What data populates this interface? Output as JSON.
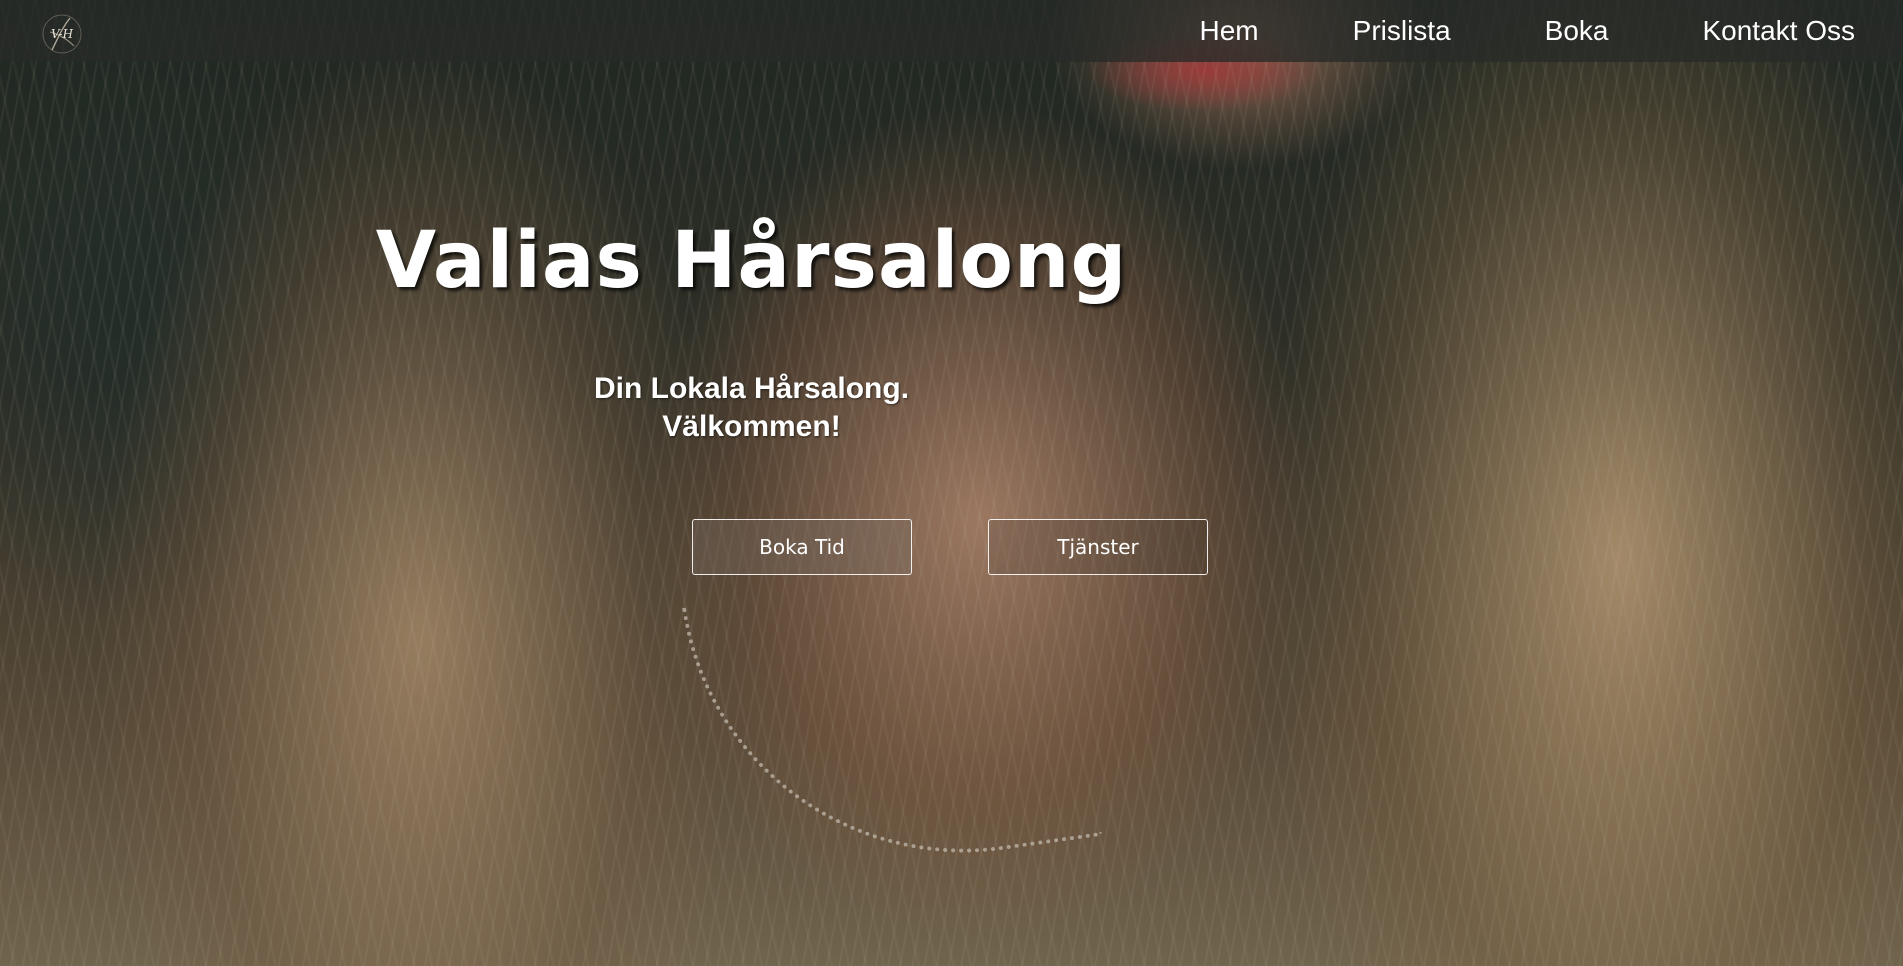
{
  "logo": {
    "text": "V-H"
  },
  "nav": {
    "items": [
      {
        "label": "Hem"
      },
      {
        "label": "Prislista"
      },
      {
        "label": "Boka"
      },
      {
        "label": "Kontakt Oss"
      }
    ]
  },
  "hero": {
    "title": "Valias Hårsalong",
    "subtitle_line1": "Din Lokala Hårsalong.",
    "subtitle_line2": "Välkommen!",
    "buttons": [
      {
        "label": "Boka Tid"
      },
      {
        "label": "Tjänster"
      }
    ]
  }
}
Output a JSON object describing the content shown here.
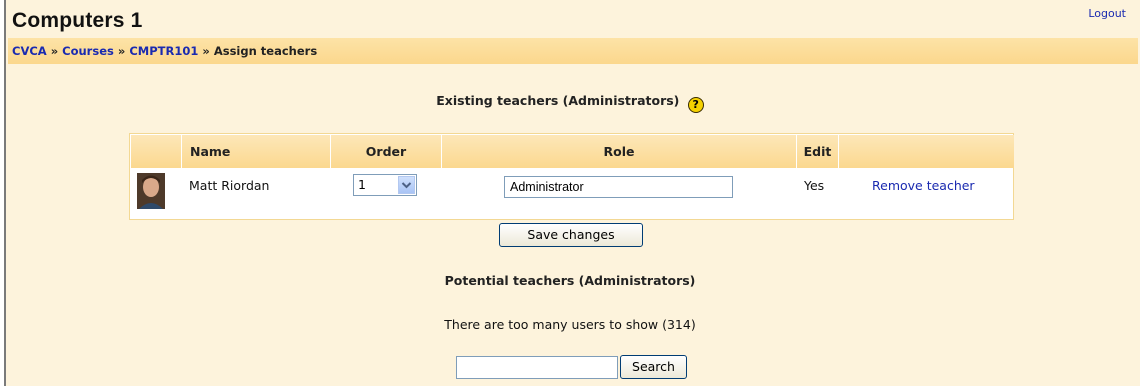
{
  "header": {
    "site_title": "Computers 1",
    "logout_label": "Logout"
  },
  "breadcrumb": {
    "items": [
      "CVCA",
      "Courses",
      "CMPTR101"
    ],
    "current": "Assign teachers",
    "separator": "»"
  },
  "existing": {
    "heading": "Existing teachers (Administrators)",
    "help_icon": "help-icon",
    "columns": {
      "name": "Name",
      "order": "Order",
      "role": "Role",
      "edit": "Edit"
    },
    "rows": [
      {
        "name": "Matt Riordan",
        "order": "1",
        "role": "Administrator",
        "edit": "Yes",
        "action": "Remove teacher"
      }
    ],
    "save_label": "Save changes"
  },
  "potential": {
    "heading": "Potential teachers (Administrators)",
    "message": "There are too many users to show (314)",
    "search_value": "",
    "search_label": "Search"
  },
  "colors": {
    "background": "#fdf3dc",
    "navbar": "#fbd78d",
    "link": "#1a2ab0",
    "table_header": "#fbd88f"
  }
}
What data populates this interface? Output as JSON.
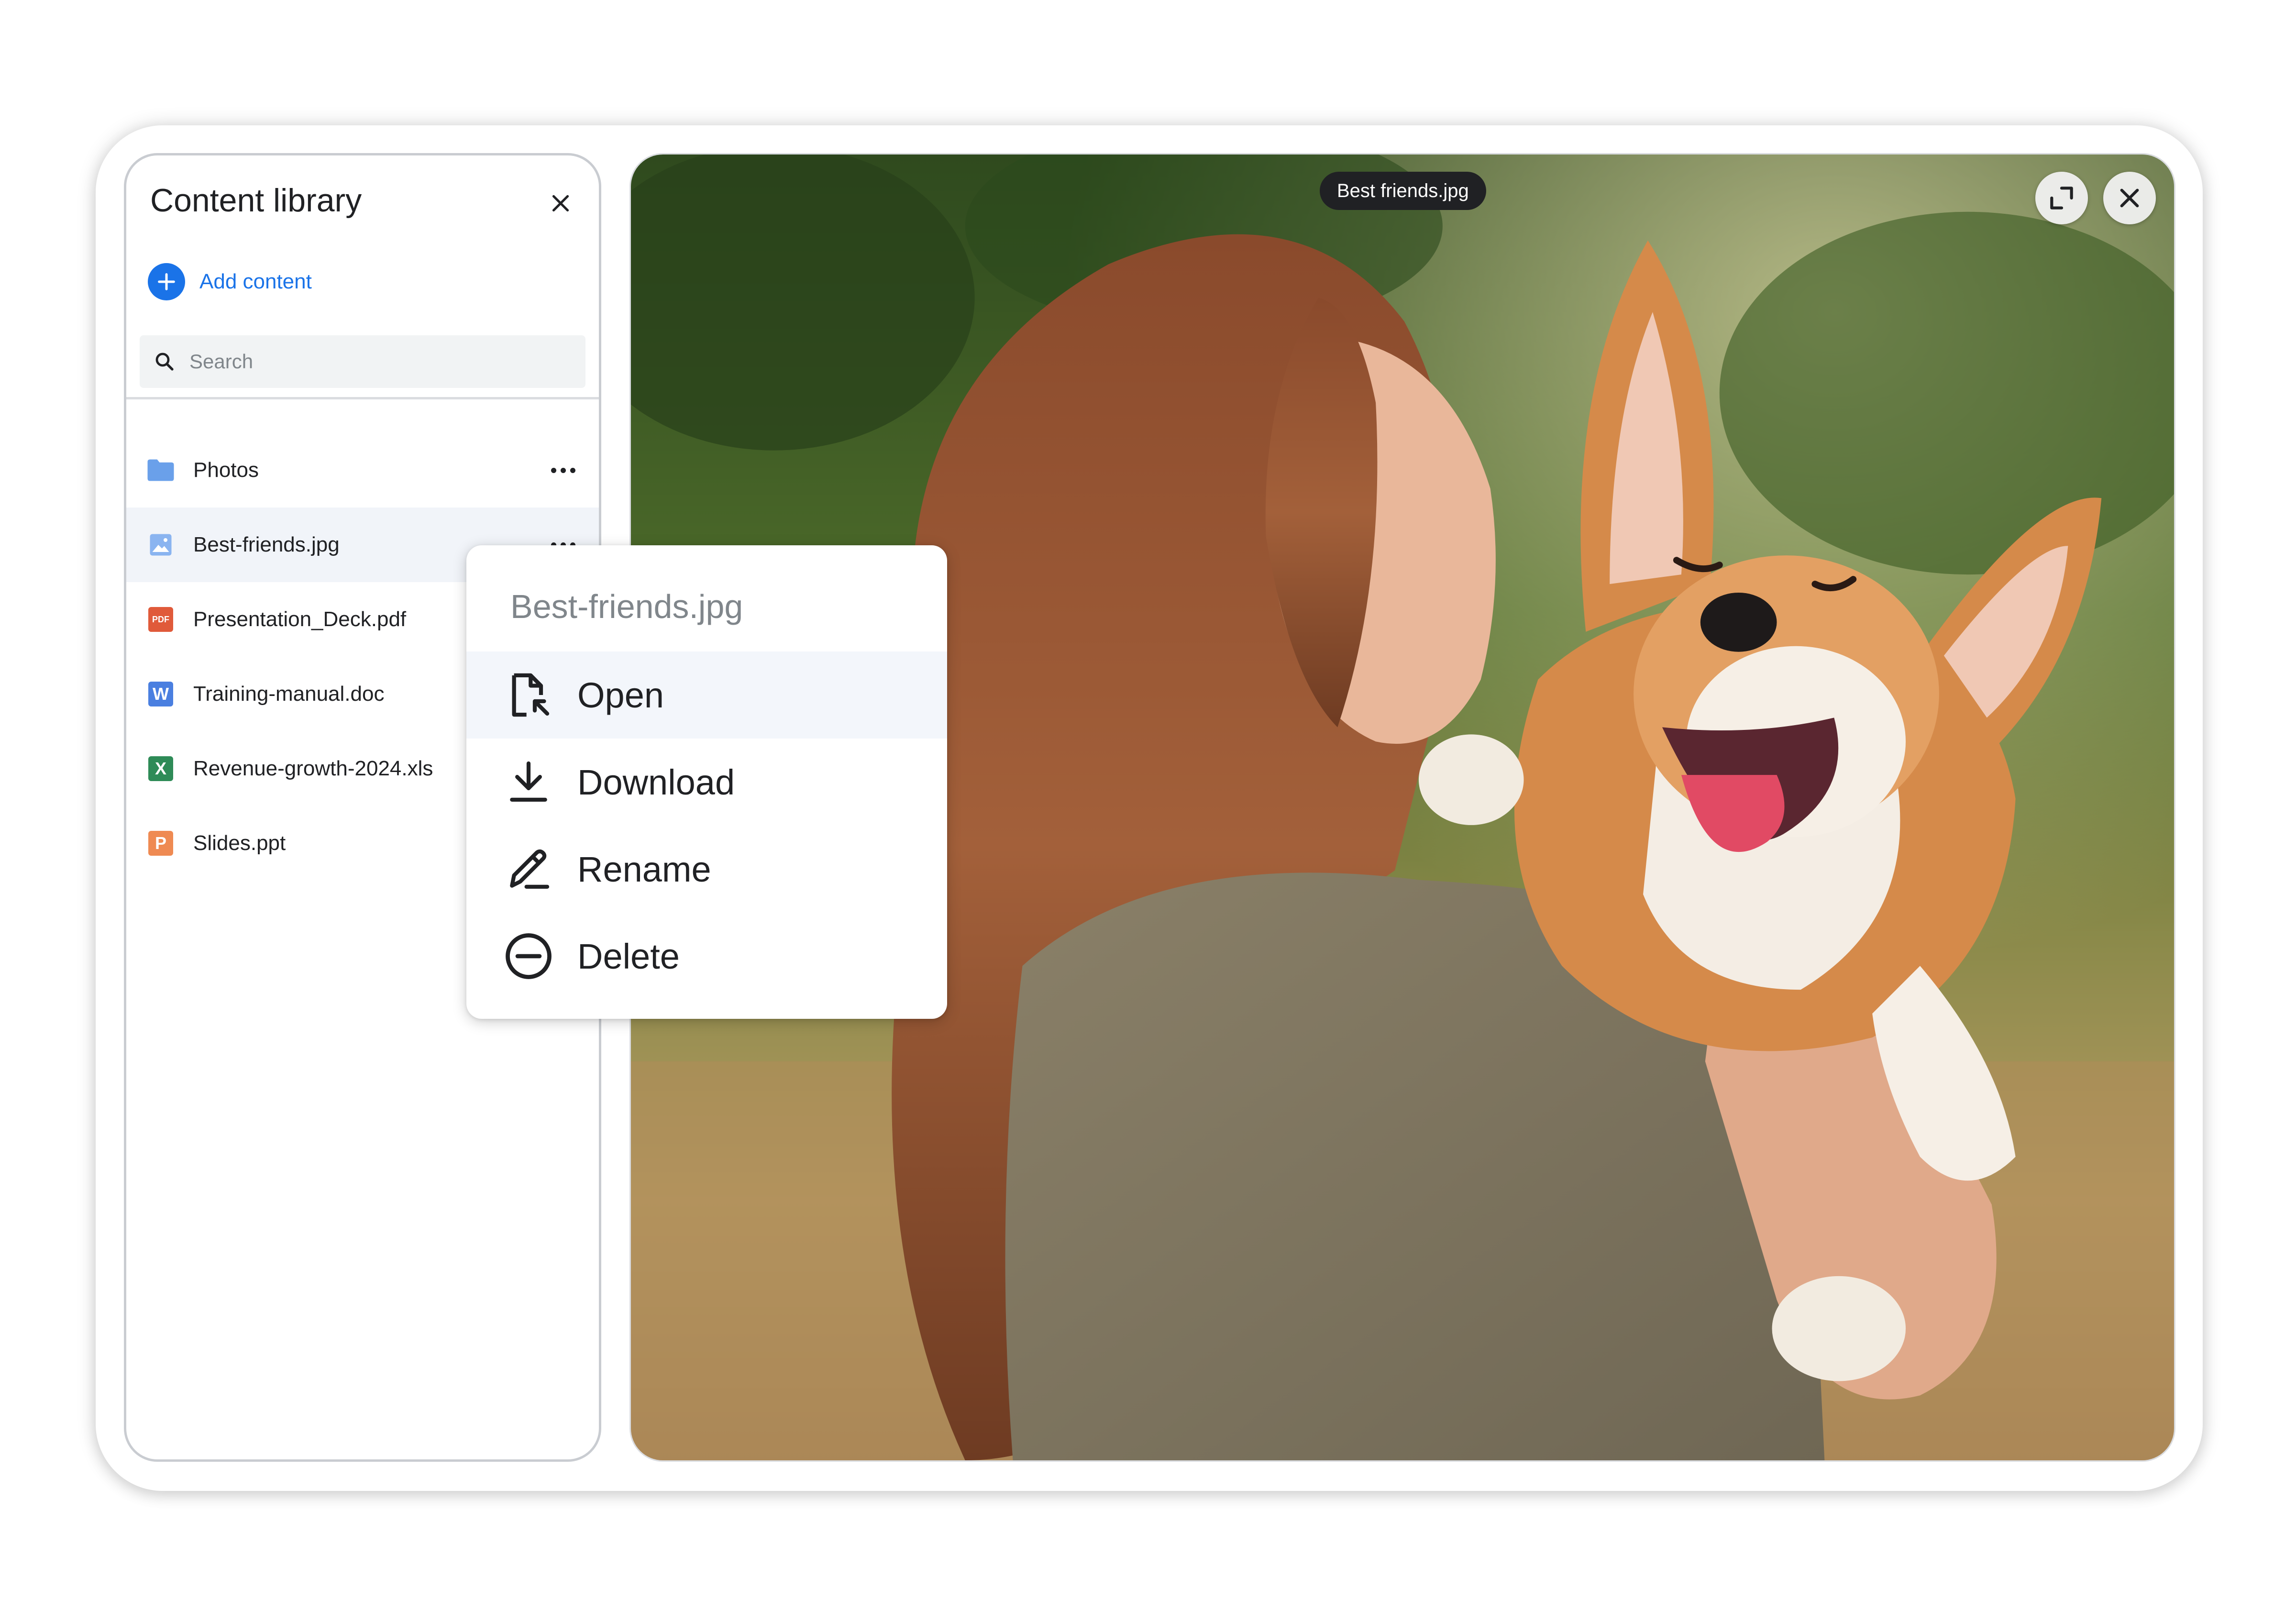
{
  "sidebar": {
    "title": "Content library",
    "add_label": "Add content",
    "search_placeholder": "Search",
    "items": [
      {
        "name": "Photos",
        "type": "folder"
      },
      {
        "name": "Best-friends.jpg",
        "type": "image"
      },
      {
        "name": "Presentation_Deck.pdf",
        "type": "pdf",
        "badge": "PDF"
      },
      {
        "name": "Training-manual.doc",
        "type": "doc",
        "badge": "W"
      },
      {
        "name": "Revenue-growth-2024.xls",
        "type": "xls",
        "badge": "X"
      },
      {
        "name": "Slides.ppt",
        "type": "ppt",
        "badge": "P"
      }
    ]
  },
  "viewer": {
    "file_label": "Best friends.jpg"
  },
  "menu": {
    "title": "Best-friends.jpg",
    "items": [
      {
        "label": "Open",
        "icon": "open-file-icon"
      },
      {
        "label": "Download",
        "icon": "download-icon"
      },
      {
        "label": "Rename",
        "icon": "rename-pen-icon"
      },
      {
        "label": "Delete",
        "icon": "delete-circle-icon"
      }
    ]
  },
  "colors": {
    "accent": "#1a73e8",
    "folder": "#6aa0ea",
    "pdf": "#e05a3a",
    "doc": "#4a7fe0",
    "xls": "#2e8b57",
    "ppt": "#ef8a52",
    "image": "#8ab4f0"
  }
}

§ **Given exercise**
Quote the records above in full, dropping each picture.

§ **Finished answer**
What data populates this interface? Output as JSON.
{
  "logo": {
    "text": "V-H"
  },
  "nav": {
    "items": [
      {
        "label": "Hem"
      },
      {
        "label": "Prislista"
      },
      {
        "label": "Boka"
      },
      {
        "label": "Kontakt Oss"
      }
    ]
  },
  "hero": {
    "title": "Valias Hårsalong",
    "subtitle_line1": "Din Lokala Hårsalong.",
    "subtitle_line2": "Välkommen!",
    "buttons": [
      {
        "label": "Boka Tid"
      },
      {
        "label": "Tjänster"
      }
    ]
  }
}
Output a JSON object describing the content shown here.
{
  "header": {
    "site_title": "Computers 1",
    "logout_label": "Logout"
  },
  "breadcrumb": {
    "items": [
      "CVCA",
      "Courses",
      "CMPTR101"
    ],
    "current": "Assign teachers",
    "separator": "»"
  },
  "existing": {
    "heading": "Existing teachers (Administrators)",
    "help_icon": "help-icon",
    "columns": {
      "name": "Name",
      "order": "Order",
      "role": "Role",
      "edit": "Edit"
    },
    "rows": [
      {
        "name": "Matt Riordan",
        "order": "1",
        "role": "Administrator",
        "edit": "Yes",
        "action": "Remove teacher"
      }
    ],
    "save_label": "Save changes"
  },
  "potential": {
    "heading": "Potential teachers (Administrators)",
    "message": "There are too many users to show (314)",
    "search_value": "",
    "search_label": "Search"
  },
  "colors": {
    "background": "#fdf3dc",
    "navbar": "#fbd78d",
    "link": "#1a2ab0",
    "table_header": "#fbd88f"
  }
}
What data populates this interface? Output as JSON.
{
  "sidebar": {
    "title": "Content library",
    "add_label": "Add content",
    "search_placeholder": "Search",
    "items": [
      {
        "name": "Photos",
        "type": "folder"
      },
      {
        "name": "Best-friends.jpg",
        "type": "image"
      },
      {
        "name": "Presentation_Deck.pdf",
        "type": "pdf",
        "badge": "PDF"
      },
      {
        "name": "Training-manual.doc",
        "type": "doc",
        "badge": "W"
      },
      {
        "name": "Revenue-growth-2024.xls",
        "type": "xls",
        "badge": "X"
      },
      {
        "name": "Slides.ppt",
        "type": "ppt",
        "badge": "P"
      }
    ]
  },
  "viewer": {
    "file_label": "Best friends.jpg"
  },
  "menu": {
    "title": "Best-friends.jpg",
    "items": [
      {
        "label": "Open",
        "icon": "open-file-icon"
      },
      {
        "label": "Download",
        "icon": "download-icon"
      },
      {
        "label": "Rename",
        "icon": "rename-pen-icon"
      },
      {
        "label": "Delete",
        "icon": "delete-circle-icon"
      }
    ]
  },
  "colors": {
    "accent": "#1a73e8",
    "folder": "#6aa0ea",
    "pdf": "#e05a3a",
    "doc": "#4a7fe0",
    "xls": "#2e8b57",
    "ppt": "#ef8a52",
    "image": "#8ab4f0"
  }
}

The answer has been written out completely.